> **Task requirements**
Below are records that contain pictures; transcribe the text exactly and omit the pictures.

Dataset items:
※

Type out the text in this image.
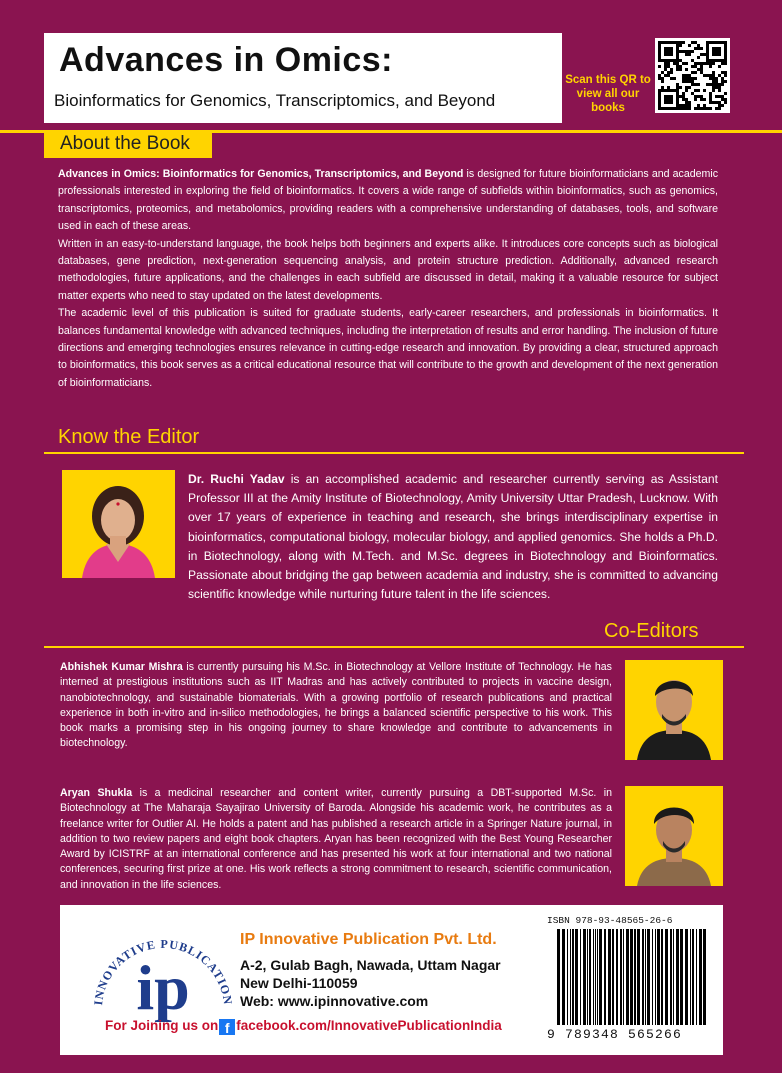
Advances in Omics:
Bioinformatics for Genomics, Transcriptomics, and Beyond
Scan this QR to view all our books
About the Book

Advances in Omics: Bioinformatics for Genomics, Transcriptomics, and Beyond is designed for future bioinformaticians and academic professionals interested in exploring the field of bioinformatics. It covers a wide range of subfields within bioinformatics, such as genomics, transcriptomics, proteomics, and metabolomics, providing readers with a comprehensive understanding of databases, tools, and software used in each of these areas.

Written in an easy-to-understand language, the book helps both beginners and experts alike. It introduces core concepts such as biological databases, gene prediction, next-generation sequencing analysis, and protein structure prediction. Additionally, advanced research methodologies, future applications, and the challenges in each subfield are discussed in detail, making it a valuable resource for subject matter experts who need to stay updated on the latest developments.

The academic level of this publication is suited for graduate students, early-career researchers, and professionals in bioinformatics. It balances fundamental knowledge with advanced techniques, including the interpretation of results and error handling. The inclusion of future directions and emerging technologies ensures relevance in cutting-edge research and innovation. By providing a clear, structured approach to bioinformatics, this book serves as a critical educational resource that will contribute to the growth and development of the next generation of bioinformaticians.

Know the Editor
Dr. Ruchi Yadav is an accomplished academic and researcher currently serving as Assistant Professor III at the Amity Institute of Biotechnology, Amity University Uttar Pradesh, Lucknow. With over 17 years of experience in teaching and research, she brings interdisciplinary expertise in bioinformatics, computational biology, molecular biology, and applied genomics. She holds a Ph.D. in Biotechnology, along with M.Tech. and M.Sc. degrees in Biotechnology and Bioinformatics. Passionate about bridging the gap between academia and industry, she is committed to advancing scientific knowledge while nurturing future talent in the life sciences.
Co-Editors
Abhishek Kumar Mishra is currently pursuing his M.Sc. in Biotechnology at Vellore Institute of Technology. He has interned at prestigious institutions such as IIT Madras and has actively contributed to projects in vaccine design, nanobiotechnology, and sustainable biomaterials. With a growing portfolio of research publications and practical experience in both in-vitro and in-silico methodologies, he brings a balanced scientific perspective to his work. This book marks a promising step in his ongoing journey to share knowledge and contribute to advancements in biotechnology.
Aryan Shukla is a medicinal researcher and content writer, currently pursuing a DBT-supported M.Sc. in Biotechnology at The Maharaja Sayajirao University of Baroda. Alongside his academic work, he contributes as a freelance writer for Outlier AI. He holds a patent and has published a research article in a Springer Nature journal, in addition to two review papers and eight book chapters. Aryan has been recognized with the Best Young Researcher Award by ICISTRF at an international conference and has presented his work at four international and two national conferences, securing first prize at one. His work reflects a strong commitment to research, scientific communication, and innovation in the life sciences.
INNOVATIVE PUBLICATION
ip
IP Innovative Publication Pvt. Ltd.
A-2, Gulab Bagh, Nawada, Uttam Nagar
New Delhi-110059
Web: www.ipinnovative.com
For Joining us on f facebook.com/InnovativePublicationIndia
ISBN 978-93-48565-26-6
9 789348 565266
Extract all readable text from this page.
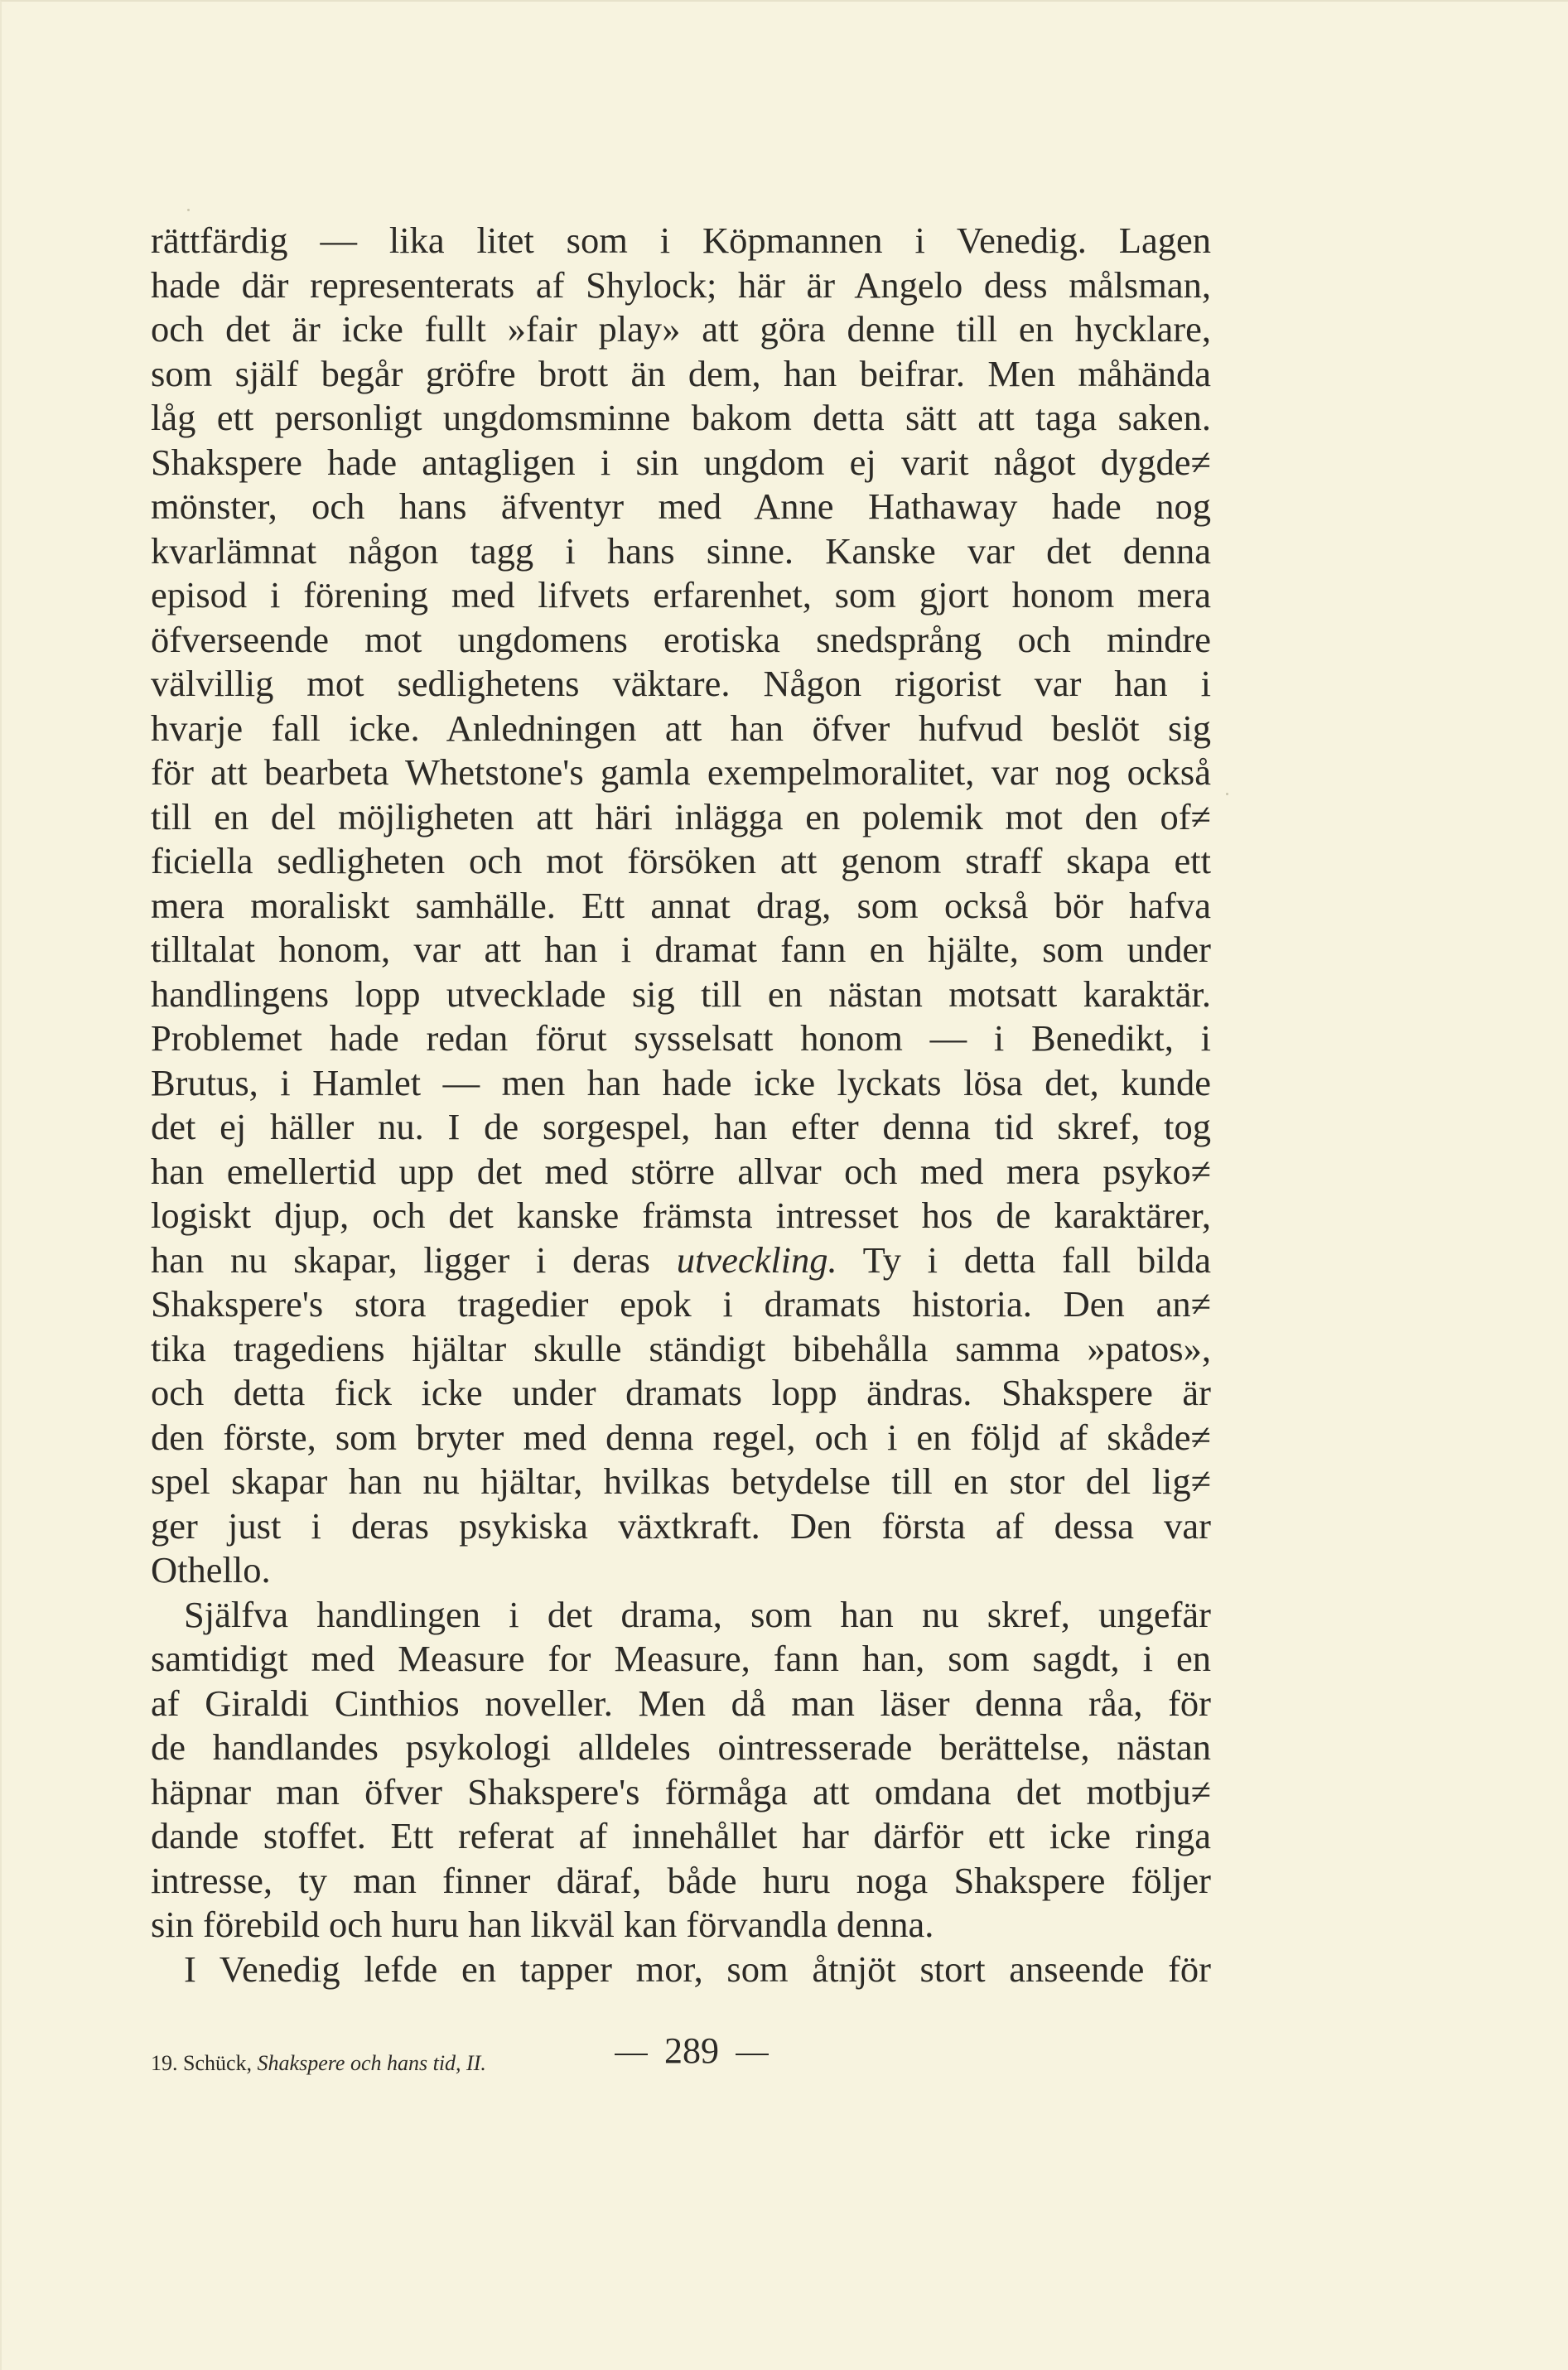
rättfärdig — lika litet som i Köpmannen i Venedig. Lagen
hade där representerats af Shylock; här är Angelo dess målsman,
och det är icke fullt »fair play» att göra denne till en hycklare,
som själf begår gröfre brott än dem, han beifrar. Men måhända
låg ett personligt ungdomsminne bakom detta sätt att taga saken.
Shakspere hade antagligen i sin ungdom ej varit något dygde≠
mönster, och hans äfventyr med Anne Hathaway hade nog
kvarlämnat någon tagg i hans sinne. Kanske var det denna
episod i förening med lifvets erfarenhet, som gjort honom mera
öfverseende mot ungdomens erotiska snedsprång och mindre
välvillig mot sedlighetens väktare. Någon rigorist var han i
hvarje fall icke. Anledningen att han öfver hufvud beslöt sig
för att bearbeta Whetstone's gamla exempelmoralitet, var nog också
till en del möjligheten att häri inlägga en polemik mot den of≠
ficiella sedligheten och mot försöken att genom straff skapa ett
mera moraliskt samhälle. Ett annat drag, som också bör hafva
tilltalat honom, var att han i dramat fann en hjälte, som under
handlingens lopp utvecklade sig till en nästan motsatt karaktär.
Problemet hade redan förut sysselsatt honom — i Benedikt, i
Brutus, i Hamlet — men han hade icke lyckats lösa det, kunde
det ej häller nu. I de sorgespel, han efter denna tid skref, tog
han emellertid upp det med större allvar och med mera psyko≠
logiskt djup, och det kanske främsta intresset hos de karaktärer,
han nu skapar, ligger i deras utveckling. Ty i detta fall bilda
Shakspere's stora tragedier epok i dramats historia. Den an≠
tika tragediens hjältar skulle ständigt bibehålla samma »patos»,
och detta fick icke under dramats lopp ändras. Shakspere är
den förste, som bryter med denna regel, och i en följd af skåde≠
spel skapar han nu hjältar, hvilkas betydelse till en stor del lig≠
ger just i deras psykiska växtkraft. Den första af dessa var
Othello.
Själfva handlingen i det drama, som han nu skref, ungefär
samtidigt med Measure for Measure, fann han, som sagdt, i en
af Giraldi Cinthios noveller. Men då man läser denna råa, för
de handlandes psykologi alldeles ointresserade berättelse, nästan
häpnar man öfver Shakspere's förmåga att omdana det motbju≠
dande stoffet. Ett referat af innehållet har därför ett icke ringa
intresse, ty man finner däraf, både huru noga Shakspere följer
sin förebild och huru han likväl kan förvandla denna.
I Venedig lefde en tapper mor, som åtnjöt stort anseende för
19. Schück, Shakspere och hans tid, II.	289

※

> **Task solution**
Type out the text in this image.
Advances in Omics:
Bioinformatics for Genomics, Transcriptomics, and Beyond
Scan this QR to view all our books
About the Book

Advances in Omics: Bioinformatics for Genomics, Transcriptomics, and Beyond is designed for future bioinformaticians and academic professionals interested in exploring the field of bioinformatics. It covers a wide range of subfields within bioinformatics, such as genomics, transcriptomics, proteomics, and metabolomics, providing readers with a comprehensive understanding of databases, tools, and software used in each of these areas.

Written in an easy-to-understand language, the book helps both beginners and experts alike. It introduces core concepts such as biological databases, gene prediction, next-generation sequencing analysis, and protein structure prediction. Additionally, advanced research methodologies, future applications, and the challenges in each subfield are discussed in detail, making it a valuable resource for subject matter experts who need to stay updated on the latest developments.

The academic level of this publication is suited for graduate students, early-career researchers, and professionals in bioinformatics. It balances fundamental knowledge with advanced techniques, including the interpretation of results and error handling. The inclusion of future directions and emerging technologies ensures relevance in cutting-edge research and innovation. By providing a clear, structured approach to bioinformatics, this book serves as a critical educational resource that will contribute to the growth and development of the next generation of bioinformaticians.

Know the Editor
Dr. Ruchi Yadav is an accomplished academic and researcher currently serving as Assistant Professor III at the Amity Institute of Biotechnology, Amity University Uttar Pradesh, Lucknow. With over 17 years of experience in teaching and research, she brings interdisciplinary expertise in bioinformatics, computational biology, molecular biology, and applied genomics. She holds a Ph.D. in Biotechnology, along with M.Tech. and M.Sc. degrees in Biotechnology and Bioinformatics. Passionate about bridging the gap between academia and industry, she is committed to advancing scientific knowledge while nurturing future talent in the life sciences.
Co-Editors
Abhishek Kumar Mishra is currently pursuing his M.Sc. in Biotechnology at Vellore Institute of Technology. He has interned at prestigious institutions such as IIT Madras and has actively contributed to projects in vaccine design, nanobiotechnology, and sustainable biomaterials. With a growing portfolio of research publications and practical experience in both in-vitro and in-silico methodologies, he brings a balanced scientific perspective to his work. This book marks a promising step in his ongoing journey to share knowledge and contribute to advancements in biotechnology.
Aryan Shukla is a medicinal researcher and content writer, currently pursuing a DBT-supported M.Sc. in Biotechnology at The Maharaja Sayajirao University of Baroda. Alongside his academic work, he contributes as a freelance writer for Outlier AI. He holds a patent and has published a research article in a Springer Nature journal, in addition to two review papers and eight book chapters. Aryan has been recognized with the Best Young Researcher Award by ICISTRF at an international conference and has presented his work at four international and two national conferences, securing first prize at one. His work reflects a strong commitment to research, scientific communication, and innovation in the life sciences.
INNOVATIVE PUBLICATION
ip
IP Innovative Publication Pvt. Ltd.
A-2, Gulab Bagh, Nawada, Uttam Nagar
New Delhi-110059
Web: www.ipinnovative.com
For Joining us on f facebook.com/InnovativePublicationIndia
ISBN 978-93-48565-26-6
9 789348 565266
Extract all readable text from this page.
rättfärdig — lika litet som i Köpmannen i Venedig. Lagen
hade där representerats af Shylock; här är Angelo dess målsman,
och det är icke fullt »fair play» att göra denne till en hycklare,
som själf begår gröfre brott än dem, han beifrar. Men måhända
låg ett personligt ungdomsminne bakom detta sätt att taga saken.
Shakspere hade antagligen i sin ungdom ej varit något dygde≠
mönster, och hans äfventyr med Anne Hathaway hade nog
kvarlämnat någon tagg i hans sinne. Kanske var det denna
episod i förening med lifvets erfarenhet, som gjort honom mera
öfverseende mot ungdomens erotiska snedsprång och mindre
välvillig mot sedlighetens väktare. Någon rigorist var han i
hvarje fall icke. Anledningen att han öfver hufvud beslöt sig
för att bearbeta Whetstone's gamla exempelmoralitet, var nog också
till en del möjligheten att häri inlägga en polemik mot den of≠
ficiella sedligheten och mot försöken att genom straff skapa ett
mera moraliskt samhälle. Ett annat drag, som också bör hafva
tilltalat honom, var att han i dramat fann en hjälte, som under
handlingens lopp utvecklade sig till en nästan motsatt karaktär.
Problemet hade redan förut sysselsatt honom — i Benedikt, i
Brutus, i Hamlet — men han hade icke lyckats lösa det, kunde
det ej häller nu. I de sorgespel, han efter denna tid skref, tog
han emellertid upp det med större allvar och med mera psyko≠
logiskt djup, och det kanske främsta intresset hos de karaktärer,
han nu skapar, ligger i deras utveckling. Ty i detta fall bilda
Shakspere's stora tragedier epok i dramats historia. Den an≠
tika tragediens hjältar skulle ständigt bibehålla samma »patos»,
och detta fick icke under dramats lopp ändras. Shakspere är
den förste, som bryter med denna regel, och i en följd af skåde≠
spel skapar han nu hjältar, hvilkas betydelse till en stor del lig≠
ger just i deras psykiska växtkraft. Den första af dessa var
Othello.
Själfva handlingen i det drama, som han nu skref, ungefär
samtidigt med Measure for Measure, fann han, som sagdt, i en
af Giraldi Cinthios noveller. Men då man läser denna råa, för
de handlandes psykologi alldeles ointresserade berättelse, nästan
häpnar man öfver Shakspere's förmåga att omdana det motbju≠
dande stoffet. Ett referat af innehållet har därför ett icke ringa
intresse, ty man finner däraf, både huru noga Shakspere följer
sin förebild och huru han likväl kan förvandla denna.
I Venedig lefde en tapper mor, som åtnjöt stort anseende för
19. Schück, Shakspere och hans tid, II.	289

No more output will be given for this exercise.